[Data items]
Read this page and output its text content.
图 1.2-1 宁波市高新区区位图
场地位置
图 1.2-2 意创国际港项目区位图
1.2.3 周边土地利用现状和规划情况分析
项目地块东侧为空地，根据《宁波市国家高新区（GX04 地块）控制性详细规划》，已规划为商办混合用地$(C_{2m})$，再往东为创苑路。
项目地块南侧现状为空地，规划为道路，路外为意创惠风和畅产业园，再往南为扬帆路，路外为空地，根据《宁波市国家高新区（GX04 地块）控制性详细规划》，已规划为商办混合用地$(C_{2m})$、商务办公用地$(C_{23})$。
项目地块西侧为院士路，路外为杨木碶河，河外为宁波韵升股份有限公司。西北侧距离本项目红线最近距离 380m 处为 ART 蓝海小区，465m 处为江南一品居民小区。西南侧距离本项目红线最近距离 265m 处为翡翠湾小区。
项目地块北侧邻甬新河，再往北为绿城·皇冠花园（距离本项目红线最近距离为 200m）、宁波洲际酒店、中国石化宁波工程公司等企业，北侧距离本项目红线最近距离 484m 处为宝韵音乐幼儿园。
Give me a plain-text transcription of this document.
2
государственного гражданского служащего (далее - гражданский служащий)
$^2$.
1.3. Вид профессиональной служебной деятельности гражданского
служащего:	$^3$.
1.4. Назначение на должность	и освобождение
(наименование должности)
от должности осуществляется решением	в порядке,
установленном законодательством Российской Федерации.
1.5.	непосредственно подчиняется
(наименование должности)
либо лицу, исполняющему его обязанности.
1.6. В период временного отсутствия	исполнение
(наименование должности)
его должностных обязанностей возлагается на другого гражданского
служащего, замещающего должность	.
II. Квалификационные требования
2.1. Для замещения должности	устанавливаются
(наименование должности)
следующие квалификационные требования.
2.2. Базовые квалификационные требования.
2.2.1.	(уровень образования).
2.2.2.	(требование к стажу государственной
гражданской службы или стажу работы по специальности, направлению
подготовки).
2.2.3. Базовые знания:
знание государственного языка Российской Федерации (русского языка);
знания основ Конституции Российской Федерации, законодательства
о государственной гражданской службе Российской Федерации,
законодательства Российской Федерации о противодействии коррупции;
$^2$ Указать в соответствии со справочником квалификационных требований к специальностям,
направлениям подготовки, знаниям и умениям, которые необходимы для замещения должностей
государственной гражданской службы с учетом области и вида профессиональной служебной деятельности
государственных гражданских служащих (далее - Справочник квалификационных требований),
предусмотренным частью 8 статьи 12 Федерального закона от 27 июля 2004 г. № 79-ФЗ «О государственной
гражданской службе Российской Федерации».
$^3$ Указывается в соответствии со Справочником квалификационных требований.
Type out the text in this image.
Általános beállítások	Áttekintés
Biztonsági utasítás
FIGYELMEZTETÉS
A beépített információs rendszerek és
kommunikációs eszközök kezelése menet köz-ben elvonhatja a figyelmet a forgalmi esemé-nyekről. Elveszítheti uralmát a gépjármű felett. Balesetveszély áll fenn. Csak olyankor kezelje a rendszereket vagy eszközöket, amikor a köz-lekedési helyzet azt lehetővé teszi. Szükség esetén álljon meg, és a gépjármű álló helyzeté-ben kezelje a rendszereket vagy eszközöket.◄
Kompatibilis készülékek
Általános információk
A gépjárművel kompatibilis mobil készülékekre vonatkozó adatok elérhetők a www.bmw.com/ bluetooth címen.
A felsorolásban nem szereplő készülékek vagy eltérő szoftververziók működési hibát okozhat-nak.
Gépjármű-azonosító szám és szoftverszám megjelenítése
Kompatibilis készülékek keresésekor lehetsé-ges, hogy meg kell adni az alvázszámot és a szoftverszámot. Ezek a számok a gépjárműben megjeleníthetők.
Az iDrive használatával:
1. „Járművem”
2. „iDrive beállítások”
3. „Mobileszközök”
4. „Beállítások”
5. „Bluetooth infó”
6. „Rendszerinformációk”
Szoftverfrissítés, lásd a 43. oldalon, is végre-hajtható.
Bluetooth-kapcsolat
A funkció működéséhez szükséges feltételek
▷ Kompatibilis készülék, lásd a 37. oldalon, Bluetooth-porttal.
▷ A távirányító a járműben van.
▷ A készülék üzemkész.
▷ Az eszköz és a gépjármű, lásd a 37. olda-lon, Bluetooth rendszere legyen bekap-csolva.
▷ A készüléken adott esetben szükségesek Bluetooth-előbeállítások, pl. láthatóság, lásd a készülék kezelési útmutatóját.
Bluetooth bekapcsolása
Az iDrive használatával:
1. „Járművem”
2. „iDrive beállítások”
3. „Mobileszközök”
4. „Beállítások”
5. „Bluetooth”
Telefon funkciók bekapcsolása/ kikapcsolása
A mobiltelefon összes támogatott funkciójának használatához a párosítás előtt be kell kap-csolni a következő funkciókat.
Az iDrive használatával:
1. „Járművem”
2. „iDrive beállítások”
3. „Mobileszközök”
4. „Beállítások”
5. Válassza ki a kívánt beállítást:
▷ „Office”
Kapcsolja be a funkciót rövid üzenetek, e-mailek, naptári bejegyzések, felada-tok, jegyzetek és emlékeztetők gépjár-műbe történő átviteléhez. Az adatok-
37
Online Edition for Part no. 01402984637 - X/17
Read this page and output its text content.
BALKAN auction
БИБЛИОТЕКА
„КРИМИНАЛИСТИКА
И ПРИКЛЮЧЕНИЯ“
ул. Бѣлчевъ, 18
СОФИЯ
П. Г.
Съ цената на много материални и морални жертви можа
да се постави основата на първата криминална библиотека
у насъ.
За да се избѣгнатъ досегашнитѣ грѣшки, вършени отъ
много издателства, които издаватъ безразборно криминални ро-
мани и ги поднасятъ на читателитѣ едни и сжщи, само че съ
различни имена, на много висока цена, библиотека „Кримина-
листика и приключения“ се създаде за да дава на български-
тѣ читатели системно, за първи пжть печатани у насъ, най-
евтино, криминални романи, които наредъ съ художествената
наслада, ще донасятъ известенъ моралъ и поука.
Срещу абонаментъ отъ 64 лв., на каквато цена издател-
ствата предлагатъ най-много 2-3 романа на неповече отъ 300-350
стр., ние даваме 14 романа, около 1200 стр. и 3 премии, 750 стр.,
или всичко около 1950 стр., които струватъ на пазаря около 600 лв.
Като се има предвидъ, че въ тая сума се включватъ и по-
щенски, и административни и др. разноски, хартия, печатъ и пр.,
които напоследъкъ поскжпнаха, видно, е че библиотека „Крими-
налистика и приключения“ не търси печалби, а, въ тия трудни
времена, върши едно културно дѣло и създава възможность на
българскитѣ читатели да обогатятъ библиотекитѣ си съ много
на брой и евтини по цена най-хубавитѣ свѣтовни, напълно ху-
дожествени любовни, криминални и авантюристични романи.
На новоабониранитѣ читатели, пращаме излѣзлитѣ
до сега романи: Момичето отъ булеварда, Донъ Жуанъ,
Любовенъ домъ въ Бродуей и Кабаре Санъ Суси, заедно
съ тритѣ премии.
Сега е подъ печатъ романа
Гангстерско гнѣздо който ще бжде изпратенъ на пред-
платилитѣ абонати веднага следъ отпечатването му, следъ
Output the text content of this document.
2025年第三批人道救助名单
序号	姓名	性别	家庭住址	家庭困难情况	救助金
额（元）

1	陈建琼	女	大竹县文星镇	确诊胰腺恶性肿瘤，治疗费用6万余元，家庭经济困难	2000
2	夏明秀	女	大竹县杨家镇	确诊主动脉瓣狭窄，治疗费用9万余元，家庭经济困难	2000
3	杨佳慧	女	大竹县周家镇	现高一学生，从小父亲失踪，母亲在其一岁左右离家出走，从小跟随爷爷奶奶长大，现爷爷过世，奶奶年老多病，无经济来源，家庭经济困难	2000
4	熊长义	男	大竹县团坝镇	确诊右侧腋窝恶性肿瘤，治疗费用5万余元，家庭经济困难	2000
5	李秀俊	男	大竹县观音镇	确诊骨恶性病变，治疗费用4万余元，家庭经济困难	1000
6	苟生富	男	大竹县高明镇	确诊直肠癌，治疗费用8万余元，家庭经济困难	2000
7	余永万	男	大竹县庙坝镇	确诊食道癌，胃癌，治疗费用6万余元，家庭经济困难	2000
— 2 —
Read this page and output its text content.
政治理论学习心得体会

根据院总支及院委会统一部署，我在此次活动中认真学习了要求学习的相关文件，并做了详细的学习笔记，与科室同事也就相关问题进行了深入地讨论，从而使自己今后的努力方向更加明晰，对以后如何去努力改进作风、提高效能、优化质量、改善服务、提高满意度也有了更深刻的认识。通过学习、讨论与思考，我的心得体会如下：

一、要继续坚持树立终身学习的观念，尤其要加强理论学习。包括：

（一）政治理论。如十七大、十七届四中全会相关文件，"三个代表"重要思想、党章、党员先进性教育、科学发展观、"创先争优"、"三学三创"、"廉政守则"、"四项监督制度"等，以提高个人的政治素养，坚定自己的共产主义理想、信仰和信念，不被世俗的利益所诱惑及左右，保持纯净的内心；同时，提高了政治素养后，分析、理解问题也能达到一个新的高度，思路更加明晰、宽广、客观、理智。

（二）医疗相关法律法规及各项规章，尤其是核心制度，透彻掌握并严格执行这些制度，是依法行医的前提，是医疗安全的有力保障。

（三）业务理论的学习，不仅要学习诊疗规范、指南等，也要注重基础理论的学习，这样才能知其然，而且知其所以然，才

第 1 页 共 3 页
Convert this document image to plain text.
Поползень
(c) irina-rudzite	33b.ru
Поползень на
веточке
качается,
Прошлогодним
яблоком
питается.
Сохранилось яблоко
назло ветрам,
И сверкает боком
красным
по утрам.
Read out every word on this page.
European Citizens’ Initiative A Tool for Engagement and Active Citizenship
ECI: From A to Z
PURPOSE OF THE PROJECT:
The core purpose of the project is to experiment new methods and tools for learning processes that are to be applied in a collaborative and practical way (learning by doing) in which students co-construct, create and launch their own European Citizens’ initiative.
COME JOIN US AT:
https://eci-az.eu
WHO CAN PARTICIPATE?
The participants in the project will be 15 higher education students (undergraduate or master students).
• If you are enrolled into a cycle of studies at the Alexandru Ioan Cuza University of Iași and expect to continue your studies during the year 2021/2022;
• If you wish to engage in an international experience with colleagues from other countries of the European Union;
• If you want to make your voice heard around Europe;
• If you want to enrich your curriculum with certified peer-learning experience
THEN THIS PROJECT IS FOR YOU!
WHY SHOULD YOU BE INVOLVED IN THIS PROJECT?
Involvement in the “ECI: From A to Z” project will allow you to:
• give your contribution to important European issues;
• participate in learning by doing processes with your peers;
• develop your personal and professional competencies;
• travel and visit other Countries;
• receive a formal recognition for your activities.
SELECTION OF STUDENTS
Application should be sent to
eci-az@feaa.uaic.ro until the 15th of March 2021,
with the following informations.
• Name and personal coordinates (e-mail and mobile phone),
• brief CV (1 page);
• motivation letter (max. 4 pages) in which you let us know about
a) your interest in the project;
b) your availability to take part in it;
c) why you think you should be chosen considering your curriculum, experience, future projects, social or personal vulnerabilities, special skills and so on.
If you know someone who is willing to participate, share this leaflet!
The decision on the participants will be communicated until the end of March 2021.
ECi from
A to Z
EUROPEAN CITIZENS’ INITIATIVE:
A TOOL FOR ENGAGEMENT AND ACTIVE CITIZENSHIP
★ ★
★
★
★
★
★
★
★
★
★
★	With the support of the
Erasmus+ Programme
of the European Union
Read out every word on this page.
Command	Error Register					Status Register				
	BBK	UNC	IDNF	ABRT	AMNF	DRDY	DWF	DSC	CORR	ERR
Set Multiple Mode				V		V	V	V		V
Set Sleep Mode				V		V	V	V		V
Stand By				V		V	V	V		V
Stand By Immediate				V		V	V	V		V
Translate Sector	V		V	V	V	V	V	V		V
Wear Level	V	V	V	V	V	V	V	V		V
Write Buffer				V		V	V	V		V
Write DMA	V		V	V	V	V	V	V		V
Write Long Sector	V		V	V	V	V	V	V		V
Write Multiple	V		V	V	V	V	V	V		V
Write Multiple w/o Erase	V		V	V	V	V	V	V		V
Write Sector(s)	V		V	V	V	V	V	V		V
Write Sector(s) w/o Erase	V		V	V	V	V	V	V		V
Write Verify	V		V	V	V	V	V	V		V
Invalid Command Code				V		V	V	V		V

§ **DIRECTIVE**:
From the data above, count the lines where "соответствии" occurs and give that figure and nothing else.

§ **REPLY TO THE EXERCISE**:
2